Ne isteniyor:
Kayıtlarda "115, 900, 221]" ifadesini içeren satırdan başlayıp "419, 895, 435]" ifadesini içeren satırda biten satırları, iki uçtaki satırlar da dahil olmak üzere, hiçbir değişiklik yapmadan alıntıla.

Alıştırma girdisi:
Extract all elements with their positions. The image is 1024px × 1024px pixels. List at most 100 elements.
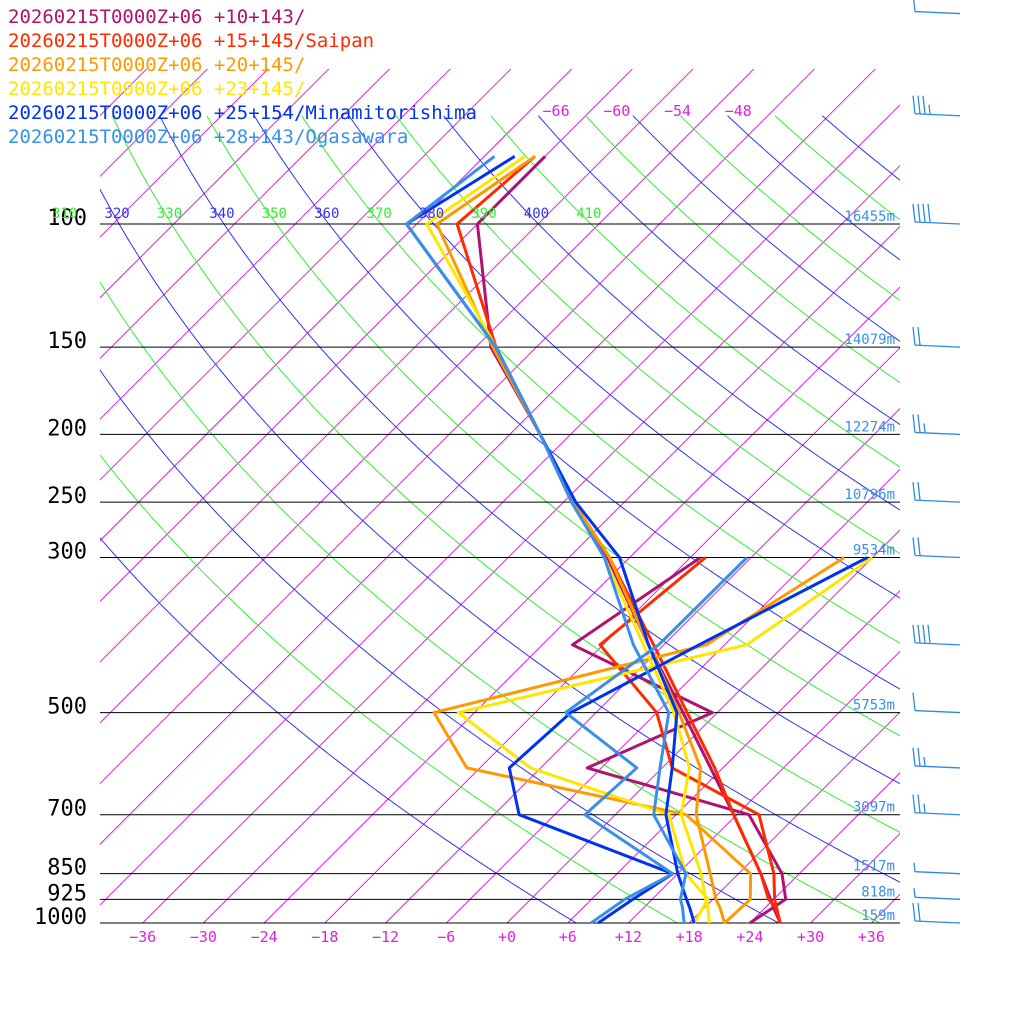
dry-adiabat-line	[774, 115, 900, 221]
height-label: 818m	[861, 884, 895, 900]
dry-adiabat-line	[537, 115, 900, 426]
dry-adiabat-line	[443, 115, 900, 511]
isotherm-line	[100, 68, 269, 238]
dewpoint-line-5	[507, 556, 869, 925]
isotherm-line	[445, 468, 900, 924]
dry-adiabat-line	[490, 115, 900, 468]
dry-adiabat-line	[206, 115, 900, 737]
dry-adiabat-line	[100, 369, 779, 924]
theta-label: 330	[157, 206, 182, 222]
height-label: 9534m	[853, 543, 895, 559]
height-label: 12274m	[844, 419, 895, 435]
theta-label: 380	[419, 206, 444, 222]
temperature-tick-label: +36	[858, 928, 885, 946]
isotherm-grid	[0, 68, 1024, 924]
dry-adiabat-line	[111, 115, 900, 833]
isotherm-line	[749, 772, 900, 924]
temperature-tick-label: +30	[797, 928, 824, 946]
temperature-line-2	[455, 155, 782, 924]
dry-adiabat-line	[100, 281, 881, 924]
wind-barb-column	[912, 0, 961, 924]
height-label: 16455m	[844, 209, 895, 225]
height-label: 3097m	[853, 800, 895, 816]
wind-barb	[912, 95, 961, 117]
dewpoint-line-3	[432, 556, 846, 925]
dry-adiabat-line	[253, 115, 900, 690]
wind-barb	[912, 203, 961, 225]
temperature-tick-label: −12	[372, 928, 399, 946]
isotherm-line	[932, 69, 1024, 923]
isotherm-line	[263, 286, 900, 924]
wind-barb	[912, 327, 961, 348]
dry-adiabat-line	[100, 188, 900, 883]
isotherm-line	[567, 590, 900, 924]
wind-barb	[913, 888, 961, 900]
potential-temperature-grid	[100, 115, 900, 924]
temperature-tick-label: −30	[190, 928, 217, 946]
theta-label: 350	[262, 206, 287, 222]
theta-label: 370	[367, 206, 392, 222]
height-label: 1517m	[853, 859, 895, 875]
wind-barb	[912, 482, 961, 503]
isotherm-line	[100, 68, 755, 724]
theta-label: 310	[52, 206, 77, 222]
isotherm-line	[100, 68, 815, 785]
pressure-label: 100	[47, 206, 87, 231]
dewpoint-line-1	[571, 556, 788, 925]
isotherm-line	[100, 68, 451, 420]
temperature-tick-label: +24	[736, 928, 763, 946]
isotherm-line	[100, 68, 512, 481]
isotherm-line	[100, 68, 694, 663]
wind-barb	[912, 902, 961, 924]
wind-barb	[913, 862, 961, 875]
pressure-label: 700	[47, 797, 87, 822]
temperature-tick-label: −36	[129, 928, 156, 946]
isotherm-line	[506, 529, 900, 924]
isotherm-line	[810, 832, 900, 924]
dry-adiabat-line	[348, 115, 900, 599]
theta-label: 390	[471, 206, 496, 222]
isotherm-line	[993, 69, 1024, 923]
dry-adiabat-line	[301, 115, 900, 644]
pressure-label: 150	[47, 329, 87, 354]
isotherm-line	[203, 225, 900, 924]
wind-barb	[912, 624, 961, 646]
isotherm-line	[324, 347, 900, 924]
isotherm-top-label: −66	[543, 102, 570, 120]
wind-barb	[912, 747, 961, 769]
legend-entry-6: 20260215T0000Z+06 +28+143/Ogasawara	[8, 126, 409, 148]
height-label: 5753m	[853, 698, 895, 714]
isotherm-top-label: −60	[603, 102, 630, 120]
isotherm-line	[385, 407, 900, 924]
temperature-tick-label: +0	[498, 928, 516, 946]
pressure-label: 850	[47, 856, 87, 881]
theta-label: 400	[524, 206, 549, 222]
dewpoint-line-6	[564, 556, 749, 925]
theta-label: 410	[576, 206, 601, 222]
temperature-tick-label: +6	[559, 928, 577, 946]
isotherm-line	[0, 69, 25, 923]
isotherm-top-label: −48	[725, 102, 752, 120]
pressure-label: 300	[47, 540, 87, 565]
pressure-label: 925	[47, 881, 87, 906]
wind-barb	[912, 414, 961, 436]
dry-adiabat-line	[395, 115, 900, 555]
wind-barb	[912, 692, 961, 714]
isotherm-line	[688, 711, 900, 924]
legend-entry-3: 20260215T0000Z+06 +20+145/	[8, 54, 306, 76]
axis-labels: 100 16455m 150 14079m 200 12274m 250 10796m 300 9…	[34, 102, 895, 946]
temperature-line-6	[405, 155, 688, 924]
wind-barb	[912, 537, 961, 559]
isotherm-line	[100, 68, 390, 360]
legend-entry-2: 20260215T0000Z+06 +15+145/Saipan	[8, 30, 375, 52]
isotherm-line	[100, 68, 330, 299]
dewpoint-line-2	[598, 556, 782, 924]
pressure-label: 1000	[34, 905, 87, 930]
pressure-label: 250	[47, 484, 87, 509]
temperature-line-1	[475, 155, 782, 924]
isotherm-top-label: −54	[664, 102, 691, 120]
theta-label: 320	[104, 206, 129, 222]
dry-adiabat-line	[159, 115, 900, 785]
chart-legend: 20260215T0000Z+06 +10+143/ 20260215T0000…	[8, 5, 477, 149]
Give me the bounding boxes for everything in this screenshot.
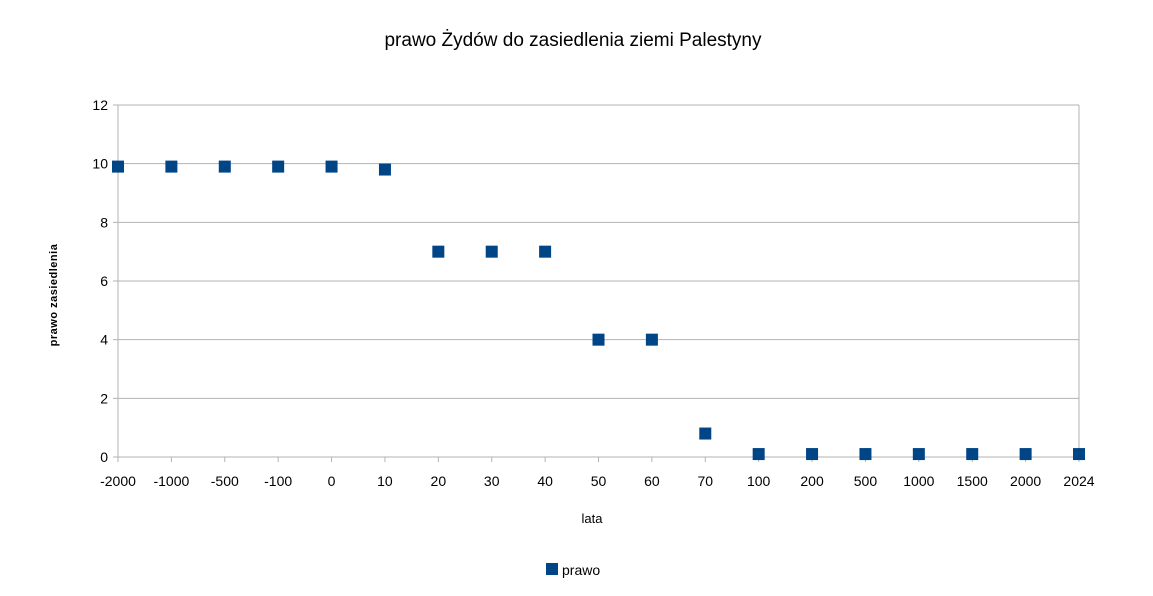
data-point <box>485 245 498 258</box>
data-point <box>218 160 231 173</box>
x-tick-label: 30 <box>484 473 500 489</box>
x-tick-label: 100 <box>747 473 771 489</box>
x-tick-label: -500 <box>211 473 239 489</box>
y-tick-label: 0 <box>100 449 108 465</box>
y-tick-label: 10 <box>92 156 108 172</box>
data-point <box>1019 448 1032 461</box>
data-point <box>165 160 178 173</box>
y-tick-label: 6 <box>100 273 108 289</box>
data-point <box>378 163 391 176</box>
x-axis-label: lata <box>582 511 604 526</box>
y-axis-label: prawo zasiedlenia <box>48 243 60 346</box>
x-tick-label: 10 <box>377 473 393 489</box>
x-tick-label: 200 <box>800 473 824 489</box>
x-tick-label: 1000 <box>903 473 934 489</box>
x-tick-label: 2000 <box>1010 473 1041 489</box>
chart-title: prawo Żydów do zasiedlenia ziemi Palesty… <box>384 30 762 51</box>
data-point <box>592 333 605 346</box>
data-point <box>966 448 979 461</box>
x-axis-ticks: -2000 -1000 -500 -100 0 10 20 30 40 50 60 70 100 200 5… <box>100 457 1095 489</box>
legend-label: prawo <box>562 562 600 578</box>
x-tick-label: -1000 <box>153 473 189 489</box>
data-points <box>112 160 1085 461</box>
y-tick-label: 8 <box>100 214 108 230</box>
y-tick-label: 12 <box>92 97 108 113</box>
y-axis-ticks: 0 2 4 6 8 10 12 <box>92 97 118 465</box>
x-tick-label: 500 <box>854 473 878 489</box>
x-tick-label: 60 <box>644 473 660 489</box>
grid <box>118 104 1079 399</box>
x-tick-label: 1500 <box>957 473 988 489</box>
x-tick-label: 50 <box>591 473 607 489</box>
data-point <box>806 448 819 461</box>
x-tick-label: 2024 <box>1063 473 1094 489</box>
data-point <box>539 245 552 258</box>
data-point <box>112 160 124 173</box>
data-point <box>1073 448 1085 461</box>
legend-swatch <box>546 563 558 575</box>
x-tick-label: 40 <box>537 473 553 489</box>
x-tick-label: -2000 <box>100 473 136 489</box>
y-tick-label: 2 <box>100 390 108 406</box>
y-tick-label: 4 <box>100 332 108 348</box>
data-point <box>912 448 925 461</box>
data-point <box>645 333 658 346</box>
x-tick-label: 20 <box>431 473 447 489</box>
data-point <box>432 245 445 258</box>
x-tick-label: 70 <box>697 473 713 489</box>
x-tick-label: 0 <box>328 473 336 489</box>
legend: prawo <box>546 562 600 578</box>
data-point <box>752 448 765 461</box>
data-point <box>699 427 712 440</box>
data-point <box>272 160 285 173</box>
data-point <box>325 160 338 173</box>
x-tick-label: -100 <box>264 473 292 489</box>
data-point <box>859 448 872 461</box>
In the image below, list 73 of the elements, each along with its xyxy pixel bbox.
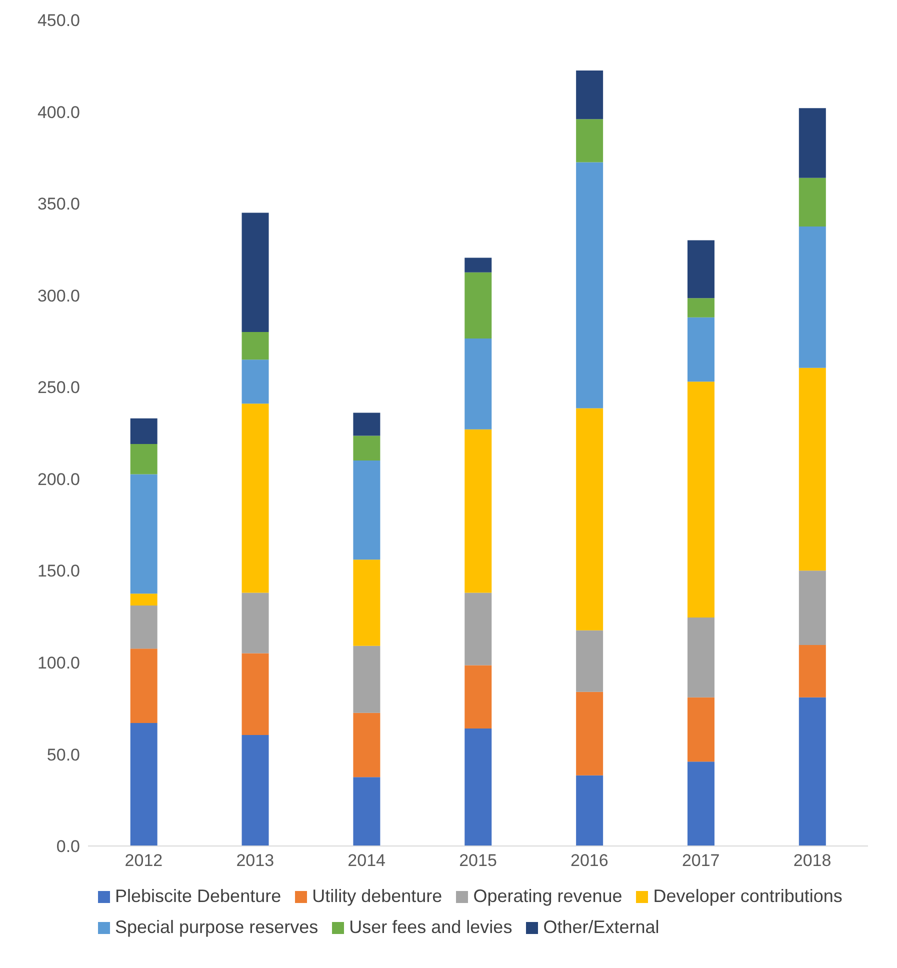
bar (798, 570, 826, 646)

Görevin çıktısı:
dry-adiabat-line	[774, 115, 900, 221]
height-label: 818m	[861, 884, 895, 900]
dry-adiabat-line	[537, 115, 900, 426]
dry-adiabat-line	[443, 115, 900, 511]
isotherm-line	[100, 68, 269, 238]
dewpoint-line-5	[507, 556, 869, 925]
isotherm-line	[445, 468, 900, 924]
dry-adiabat-line	[490, 115, 900, 468]
dry-adiabat-line	[206, 115, 900, 737]
dry-adiabat-line	[100, 369, 779, 924]
theta-label: 330	[157, 206, 182, 222]
height-label: 9534m	[853, 543, 895, 559]
height-label: 12274m	[844, 419, 895, 435]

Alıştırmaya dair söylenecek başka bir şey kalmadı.